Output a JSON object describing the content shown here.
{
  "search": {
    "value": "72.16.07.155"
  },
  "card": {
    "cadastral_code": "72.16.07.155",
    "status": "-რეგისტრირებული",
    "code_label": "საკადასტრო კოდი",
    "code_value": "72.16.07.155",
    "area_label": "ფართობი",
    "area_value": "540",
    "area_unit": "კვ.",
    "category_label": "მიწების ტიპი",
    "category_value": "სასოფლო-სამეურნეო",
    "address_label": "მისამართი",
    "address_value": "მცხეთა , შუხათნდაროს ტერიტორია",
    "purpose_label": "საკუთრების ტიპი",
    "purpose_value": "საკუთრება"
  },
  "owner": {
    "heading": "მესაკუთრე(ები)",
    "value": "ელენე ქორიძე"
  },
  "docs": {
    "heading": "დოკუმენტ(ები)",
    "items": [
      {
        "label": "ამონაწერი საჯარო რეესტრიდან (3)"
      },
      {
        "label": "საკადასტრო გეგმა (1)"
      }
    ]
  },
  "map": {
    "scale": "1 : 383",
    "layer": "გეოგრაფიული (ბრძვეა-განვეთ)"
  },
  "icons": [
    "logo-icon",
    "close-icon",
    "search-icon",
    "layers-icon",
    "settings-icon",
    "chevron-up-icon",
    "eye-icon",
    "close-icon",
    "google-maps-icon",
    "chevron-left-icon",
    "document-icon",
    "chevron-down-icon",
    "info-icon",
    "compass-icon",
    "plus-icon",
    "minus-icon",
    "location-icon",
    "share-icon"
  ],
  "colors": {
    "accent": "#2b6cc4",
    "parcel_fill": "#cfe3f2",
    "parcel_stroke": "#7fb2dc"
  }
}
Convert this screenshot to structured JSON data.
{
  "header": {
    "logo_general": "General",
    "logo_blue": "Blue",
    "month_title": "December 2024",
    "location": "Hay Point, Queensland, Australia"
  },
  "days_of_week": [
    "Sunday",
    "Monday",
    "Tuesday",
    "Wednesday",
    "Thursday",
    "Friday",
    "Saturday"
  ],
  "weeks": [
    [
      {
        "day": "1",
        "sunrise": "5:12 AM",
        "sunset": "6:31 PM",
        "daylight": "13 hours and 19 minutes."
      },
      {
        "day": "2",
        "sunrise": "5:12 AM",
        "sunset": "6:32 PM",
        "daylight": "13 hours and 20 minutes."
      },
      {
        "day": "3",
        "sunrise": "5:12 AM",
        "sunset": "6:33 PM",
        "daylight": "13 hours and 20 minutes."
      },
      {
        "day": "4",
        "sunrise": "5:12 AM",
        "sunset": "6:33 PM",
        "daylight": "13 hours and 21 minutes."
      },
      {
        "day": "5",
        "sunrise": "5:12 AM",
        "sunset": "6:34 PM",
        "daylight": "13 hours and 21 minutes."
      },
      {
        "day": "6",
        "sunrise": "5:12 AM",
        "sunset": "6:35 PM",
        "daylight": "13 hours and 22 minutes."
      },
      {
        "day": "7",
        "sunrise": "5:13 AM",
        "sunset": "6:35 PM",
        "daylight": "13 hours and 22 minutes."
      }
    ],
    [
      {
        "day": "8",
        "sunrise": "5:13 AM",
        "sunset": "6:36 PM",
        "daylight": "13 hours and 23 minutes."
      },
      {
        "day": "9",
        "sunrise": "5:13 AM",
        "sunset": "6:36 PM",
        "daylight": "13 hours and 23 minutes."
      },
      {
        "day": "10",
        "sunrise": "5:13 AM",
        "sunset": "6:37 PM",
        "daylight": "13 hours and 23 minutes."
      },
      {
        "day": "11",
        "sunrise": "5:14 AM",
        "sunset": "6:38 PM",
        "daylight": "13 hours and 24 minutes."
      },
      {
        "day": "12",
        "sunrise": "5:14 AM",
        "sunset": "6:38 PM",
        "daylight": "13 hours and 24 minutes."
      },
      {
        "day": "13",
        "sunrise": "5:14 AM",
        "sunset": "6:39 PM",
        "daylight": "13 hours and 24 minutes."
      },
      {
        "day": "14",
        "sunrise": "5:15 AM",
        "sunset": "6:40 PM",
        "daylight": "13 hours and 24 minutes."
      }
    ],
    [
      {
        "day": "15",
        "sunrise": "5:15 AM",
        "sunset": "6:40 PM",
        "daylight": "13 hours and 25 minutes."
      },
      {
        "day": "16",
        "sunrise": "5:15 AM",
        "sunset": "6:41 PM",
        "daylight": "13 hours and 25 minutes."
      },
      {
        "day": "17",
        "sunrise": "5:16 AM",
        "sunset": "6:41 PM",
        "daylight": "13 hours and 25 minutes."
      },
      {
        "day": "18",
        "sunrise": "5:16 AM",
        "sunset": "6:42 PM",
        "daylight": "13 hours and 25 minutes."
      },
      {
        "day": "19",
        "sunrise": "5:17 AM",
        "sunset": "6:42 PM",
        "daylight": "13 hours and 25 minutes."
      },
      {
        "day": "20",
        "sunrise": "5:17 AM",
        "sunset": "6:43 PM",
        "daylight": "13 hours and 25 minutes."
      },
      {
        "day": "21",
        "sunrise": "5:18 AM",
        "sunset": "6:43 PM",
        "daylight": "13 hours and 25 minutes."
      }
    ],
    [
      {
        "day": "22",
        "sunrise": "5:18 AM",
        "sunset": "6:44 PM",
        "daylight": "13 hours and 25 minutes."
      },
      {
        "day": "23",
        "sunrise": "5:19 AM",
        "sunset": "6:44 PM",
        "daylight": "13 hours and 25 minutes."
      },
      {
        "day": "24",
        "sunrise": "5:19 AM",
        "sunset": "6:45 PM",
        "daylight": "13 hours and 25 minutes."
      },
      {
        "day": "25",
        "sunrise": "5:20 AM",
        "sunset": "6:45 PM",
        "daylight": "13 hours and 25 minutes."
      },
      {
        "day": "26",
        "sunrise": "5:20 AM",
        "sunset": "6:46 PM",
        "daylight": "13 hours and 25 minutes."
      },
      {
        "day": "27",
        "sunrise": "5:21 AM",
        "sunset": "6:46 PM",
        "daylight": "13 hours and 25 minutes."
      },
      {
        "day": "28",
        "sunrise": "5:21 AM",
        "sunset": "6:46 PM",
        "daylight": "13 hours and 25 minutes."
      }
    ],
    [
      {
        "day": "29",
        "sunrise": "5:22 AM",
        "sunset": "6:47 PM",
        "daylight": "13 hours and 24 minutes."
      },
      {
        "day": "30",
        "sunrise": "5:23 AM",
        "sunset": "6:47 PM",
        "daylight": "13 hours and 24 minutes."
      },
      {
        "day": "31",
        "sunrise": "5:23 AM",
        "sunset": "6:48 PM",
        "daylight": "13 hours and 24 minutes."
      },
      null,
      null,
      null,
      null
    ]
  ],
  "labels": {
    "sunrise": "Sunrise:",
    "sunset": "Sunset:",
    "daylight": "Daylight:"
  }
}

- Exercise directions -
What is the number of lines in this material that hold the string "საკადასტრო"? Answer with that number only.

- Solution for this exercise -
2